**What this task involves**
Below are the entries; count the lines in them that contain the word "party" and give only the number.
————
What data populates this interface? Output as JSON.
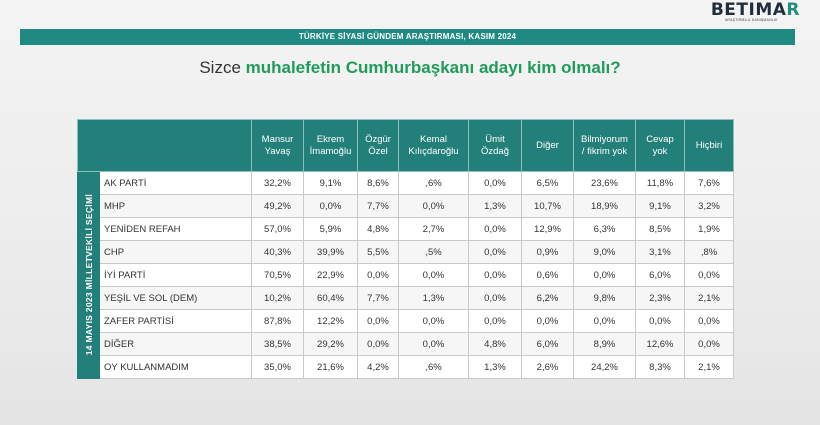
{
  "logo": {
    "main_left": "BETIMA",
    "main_accent": "R",
    "sub": "ARAŞTIRMA & DANIŞMANLIK"
  },
  "banner": "TÜRKİYE SİYASİ GÜNDEM ARAŞTIRMASI, KASIM 2024",
  "question": {
    "prefix": "Sizce ",
    "bold": "muhalefetin Cumhurbaşkanı adayı kim olmalı?"
  },
  "table": {
    "side_label": "14 MAYIS 2023 MİLLETVEKİLİ SEÇİMİ",
    "columns": [
      [
        "Mansur",
        "Yavaş"
      ],
      [
        "Ekrem",
        "İmamoğlu"
      ],
      [
        "Özgür",
        "Özel"
      ],
      [
        "Kemal",
        "Kılıçdaroğlu"
      ],
      [
        "Ümit",
        "Özdağ"
      ],
      [
        "Diğer",
        ""
      ],
      [
        "Bilmiyorum",
        "/ fikrim yok"
      ],
      [
        "Cevap",
        "yok"
      ],
      [
        "Hiçbiri",
        ""
      ]
    ],
    "rows": [
      {
        "party": "AK PARTİ",
        "values": [
          "32,2%",
          "9,1%",
          "8,6%",
          ",6%",
          "0,0%",
          "6,5%",
          "23,6%",
          "11,8%",
          "7,6%"
        ]
      },
      {
        "party": "MHP",
        "values": [
          "49,2%",
          "0,0%",
          "7,7%",
          "0,0%",
          "1,3%",
          "10,7%",
          "18,9%",
          "9,1%",
          "3,2%"
        ]
      },
      {
        "party": "YENİDEN REFAH",
        "values": [
          "57,0%",
          "5,9%",
          "4,8%",
          "2,7%",
          "0,0%",
          "12,9%",
          "6,3%",
          "8,5%",
          "1,9%"
        ]
      },
      {
        "party": "CHP",
        "values": [
          "40,3%",
          "39,9%",
          "5,5%",
          ",5%",
          "0,0%",
          "0,9%",
          "9,0%",
          "3,1%",
          ",8%"
        ]
      },
      {
        "party": "İYİ PARTİ",
        "values": [
          "70,5%",
          "22,9%",
          "0,0%",
          "0,0%",
          "0,0%",
          "0,6%",
          "0,0%",
          "6,0%",
          "0,0%"
        ]
      },
      {
        "party": "YEŞİL VE SOL (DEM)",
        "values": [
          "10,2%",
          "60,4%",
          "7,7%",
          "1,3%",
          "0,0%",
          "6,2%",
          "9,8%",
          "2,3%",
          "2,1%"
        ]
      },
      {
        "party": "ZAFER PARTİSİ",
        "values": [
          "87,8%",
          "12,2%",
          "0,0%",
          "0,0%",
          "0,0%",
          "0,0%",
          "0,0%",
          "0,0%",
          "0,0%"
        ]
      },
      {
        "party": "DİĞER",
        "values": [
          "38,5%",
          "29,2%",
          "0,0%",
          "0,0%",
          "4,8%",
          "6,0%",
          "8,9%",
          "12,6%",
          "0,0%"
        ]
      },
      {
        "party": "OY KULLANMADIM",
        "values": [
          "35,0%",
          "21,6%",
          "4,2%",
          ",6%",
          "1,3%",
          "2,6%",
          "24,2%",
          "8,3%",
          "2,1%"
        ]
      }
    ]
  },
  "colors": {
    "teal": "#237f7a",
    "banner": "#1e8a82",
    "question_green": "#1f9c5a"
  }
}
————
**Result of the exercise**
9